[BEGIN Data excerpts]

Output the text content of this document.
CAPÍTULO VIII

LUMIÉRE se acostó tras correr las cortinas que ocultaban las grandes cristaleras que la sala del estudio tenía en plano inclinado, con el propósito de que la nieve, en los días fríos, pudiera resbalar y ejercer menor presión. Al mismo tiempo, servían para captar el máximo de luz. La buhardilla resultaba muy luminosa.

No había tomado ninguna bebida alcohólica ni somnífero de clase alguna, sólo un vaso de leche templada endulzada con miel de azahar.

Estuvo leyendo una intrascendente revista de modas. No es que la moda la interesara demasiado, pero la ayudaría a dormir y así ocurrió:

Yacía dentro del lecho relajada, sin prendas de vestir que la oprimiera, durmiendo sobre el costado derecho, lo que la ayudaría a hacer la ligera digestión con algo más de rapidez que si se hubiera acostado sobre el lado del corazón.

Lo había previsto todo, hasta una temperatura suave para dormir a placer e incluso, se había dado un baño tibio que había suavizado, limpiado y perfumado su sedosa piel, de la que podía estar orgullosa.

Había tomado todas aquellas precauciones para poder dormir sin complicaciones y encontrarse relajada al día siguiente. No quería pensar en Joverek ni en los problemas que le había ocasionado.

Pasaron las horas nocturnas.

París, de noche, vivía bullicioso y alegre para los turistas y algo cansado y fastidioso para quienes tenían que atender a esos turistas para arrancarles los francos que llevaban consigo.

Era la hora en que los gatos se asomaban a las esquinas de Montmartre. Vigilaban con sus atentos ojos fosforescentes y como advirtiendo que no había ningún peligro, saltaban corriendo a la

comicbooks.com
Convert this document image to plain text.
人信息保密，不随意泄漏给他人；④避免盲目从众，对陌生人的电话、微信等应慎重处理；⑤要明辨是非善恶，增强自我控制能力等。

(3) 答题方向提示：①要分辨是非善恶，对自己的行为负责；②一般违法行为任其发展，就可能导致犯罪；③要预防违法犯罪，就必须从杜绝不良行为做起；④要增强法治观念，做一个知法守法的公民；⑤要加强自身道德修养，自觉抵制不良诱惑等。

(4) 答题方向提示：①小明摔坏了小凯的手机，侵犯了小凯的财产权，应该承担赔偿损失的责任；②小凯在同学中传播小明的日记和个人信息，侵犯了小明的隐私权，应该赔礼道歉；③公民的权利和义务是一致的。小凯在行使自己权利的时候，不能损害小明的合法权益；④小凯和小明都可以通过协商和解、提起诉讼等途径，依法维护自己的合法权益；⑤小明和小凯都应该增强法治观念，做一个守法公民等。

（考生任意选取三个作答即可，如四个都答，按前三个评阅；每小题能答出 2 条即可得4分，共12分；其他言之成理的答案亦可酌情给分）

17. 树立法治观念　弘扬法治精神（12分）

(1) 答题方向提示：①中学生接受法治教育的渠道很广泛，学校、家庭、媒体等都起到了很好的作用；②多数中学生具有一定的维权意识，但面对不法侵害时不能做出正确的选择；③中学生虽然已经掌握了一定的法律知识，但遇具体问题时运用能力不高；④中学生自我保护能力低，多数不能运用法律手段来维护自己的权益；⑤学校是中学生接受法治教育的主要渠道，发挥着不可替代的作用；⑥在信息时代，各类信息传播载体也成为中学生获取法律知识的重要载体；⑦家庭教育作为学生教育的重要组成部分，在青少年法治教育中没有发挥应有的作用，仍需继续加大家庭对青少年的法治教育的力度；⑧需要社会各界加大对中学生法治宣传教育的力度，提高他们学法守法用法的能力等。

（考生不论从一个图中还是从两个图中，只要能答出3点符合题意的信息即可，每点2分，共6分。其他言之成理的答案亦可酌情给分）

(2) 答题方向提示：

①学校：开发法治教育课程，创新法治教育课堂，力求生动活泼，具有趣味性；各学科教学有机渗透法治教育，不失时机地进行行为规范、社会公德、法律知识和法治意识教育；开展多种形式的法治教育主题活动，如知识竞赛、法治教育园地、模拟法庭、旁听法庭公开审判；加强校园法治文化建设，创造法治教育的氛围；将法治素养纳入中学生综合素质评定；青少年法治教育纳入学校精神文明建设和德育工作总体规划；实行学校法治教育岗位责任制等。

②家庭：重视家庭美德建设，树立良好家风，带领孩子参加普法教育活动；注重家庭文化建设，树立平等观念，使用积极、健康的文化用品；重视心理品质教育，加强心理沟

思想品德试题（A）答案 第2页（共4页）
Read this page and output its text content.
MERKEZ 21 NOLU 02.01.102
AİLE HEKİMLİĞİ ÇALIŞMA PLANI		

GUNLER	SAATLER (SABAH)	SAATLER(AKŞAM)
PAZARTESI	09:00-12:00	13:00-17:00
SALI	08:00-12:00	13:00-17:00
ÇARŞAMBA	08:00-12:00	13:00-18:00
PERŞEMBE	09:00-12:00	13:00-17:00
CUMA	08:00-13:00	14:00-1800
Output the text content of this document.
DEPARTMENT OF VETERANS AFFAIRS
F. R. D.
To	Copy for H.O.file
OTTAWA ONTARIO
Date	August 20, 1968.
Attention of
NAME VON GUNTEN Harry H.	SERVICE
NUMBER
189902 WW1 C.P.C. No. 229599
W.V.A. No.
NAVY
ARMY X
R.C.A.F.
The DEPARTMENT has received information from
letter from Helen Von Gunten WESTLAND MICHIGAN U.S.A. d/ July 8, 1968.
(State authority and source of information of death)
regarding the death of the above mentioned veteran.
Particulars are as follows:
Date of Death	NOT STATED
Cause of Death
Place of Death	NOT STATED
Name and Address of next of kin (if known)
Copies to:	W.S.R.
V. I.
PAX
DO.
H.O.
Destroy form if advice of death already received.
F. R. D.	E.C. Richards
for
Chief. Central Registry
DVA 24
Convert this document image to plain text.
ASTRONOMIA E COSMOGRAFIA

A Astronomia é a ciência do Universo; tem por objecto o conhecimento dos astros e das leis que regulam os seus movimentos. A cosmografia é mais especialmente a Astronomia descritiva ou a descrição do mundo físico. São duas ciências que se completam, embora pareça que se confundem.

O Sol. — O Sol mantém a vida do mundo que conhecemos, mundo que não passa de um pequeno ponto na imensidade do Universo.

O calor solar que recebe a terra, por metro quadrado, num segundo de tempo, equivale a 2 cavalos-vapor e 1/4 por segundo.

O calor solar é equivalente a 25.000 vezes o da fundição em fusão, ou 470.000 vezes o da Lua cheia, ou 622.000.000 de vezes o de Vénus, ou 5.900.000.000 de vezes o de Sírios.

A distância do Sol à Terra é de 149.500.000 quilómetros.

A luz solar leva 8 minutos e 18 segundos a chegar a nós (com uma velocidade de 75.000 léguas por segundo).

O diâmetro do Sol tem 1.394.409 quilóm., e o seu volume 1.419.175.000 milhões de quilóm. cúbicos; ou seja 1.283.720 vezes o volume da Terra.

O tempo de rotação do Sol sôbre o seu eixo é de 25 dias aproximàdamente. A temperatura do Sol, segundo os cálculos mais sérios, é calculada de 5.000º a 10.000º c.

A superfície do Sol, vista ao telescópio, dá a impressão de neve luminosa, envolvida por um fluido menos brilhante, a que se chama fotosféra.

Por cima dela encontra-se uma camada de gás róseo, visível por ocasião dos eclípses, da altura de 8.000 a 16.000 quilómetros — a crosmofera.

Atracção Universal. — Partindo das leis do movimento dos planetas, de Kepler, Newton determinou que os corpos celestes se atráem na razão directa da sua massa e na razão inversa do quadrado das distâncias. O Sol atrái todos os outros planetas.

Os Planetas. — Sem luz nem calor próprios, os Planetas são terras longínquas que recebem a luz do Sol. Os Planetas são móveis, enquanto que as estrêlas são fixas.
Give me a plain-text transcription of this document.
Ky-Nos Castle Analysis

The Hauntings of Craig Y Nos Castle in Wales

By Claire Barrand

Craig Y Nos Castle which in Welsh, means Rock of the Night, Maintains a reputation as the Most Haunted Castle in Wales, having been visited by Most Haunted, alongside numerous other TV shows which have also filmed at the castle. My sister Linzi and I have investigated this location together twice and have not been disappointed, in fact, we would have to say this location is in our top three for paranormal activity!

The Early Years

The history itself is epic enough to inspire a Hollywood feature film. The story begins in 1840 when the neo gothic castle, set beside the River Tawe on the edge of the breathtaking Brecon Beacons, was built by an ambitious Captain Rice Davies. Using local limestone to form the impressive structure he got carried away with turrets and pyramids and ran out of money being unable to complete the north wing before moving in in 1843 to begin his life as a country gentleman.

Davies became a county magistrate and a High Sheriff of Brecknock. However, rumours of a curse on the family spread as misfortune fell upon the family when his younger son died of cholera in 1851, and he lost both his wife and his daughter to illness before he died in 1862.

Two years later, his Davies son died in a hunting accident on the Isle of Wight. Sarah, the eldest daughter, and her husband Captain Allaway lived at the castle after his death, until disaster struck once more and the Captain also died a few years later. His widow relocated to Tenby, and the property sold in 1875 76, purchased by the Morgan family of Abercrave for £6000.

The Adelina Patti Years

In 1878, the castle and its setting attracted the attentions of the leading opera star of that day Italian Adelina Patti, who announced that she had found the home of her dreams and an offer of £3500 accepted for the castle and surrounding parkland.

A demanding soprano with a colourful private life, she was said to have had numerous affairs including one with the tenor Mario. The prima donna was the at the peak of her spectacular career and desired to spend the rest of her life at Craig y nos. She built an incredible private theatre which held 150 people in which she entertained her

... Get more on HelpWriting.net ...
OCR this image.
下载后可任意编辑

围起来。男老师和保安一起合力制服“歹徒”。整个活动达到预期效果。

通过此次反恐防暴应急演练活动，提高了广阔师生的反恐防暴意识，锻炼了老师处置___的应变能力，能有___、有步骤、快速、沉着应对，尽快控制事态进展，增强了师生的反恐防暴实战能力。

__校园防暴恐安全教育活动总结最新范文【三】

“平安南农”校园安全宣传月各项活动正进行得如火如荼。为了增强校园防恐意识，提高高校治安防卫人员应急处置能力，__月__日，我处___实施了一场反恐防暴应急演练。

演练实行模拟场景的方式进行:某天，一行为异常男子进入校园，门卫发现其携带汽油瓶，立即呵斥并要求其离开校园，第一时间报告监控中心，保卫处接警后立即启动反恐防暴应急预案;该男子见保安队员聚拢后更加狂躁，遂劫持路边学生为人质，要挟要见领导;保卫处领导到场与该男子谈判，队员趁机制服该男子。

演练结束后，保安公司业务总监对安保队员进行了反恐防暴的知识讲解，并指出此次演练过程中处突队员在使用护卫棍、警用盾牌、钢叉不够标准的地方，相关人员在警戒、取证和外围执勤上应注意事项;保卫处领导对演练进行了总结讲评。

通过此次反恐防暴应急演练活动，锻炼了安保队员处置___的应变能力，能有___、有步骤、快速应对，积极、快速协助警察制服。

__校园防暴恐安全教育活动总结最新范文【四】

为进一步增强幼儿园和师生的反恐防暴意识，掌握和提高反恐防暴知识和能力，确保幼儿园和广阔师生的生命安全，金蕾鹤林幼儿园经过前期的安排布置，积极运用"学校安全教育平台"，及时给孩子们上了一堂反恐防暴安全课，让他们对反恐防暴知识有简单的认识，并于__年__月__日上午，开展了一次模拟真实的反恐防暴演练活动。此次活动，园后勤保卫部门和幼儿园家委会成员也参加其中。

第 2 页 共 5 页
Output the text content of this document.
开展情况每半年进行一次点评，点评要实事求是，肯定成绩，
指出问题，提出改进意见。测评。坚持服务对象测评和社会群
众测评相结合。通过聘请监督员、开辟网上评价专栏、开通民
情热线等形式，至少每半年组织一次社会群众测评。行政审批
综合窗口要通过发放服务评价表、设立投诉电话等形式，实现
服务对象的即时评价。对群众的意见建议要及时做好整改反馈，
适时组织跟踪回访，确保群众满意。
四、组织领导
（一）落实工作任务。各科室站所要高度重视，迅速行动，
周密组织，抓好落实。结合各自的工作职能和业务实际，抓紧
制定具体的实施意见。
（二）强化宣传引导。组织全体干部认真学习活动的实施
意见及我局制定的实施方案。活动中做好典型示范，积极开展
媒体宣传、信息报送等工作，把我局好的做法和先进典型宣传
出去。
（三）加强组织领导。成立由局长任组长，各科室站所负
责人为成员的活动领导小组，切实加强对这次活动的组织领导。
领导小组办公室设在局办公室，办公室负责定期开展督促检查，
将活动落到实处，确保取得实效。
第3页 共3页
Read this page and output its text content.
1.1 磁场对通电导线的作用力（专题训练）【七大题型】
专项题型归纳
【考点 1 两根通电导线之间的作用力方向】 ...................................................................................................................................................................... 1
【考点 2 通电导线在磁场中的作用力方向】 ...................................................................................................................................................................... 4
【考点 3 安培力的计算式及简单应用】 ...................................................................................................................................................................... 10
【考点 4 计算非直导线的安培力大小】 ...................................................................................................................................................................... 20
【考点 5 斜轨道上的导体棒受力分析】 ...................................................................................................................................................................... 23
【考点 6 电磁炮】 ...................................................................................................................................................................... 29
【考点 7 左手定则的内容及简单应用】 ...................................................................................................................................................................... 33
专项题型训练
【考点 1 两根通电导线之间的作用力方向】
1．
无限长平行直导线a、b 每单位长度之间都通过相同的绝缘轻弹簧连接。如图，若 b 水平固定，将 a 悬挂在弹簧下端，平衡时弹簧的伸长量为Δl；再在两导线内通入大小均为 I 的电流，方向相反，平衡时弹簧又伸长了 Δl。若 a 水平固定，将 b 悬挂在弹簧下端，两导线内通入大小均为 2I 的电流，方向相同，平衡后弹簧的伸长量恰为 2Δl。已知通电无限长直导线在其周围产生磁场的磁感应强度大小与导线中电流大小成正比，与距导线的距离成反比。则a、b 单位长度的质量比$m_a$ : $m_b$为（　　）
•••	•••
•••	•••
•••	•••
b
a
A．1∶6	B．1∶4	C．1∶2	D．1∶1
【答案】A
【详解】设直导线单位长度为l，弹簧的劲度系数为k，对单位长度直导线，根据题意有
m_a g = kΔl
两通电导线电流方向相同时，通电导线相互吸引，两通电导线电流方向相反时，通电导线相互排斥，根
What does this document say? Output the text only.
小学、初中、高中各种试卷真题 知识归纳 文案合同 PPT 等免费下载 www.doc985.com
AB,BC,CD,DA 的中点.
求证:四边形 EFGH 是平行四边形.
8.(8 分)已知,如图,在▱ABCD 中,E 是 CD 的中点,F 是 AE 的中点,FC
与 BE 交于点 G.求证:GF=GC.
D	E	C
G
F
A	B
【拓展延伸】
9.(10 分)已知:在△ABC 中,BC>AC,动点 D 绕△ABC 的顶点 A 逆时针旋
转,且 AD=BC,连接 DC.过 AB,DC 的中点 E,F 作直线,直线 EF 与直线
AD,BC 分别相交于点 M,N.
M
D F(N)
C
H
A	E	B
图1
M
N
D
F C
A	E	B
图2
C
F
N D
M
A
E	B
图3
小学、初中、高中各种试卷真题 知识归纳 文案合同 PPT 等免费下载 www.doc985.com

[END Data excerpts]

(Work instructions) Pull out and copy each line containing the string "quadrado".

(Full response)
O calor solar que recebe a terra, por metro quadrado, num segundo de tempo, equivale a 2 cavalos-vapor e 1/4 por segundo.
Atracção Universal. — Partindo das leis do movimento dos planetas, de Kepler, Newton determinou que os corpos celestes se atráem na razão directa da sua massa e na razão inversa do quadrado das distâncias. O Sol atrái todos os outros planetas.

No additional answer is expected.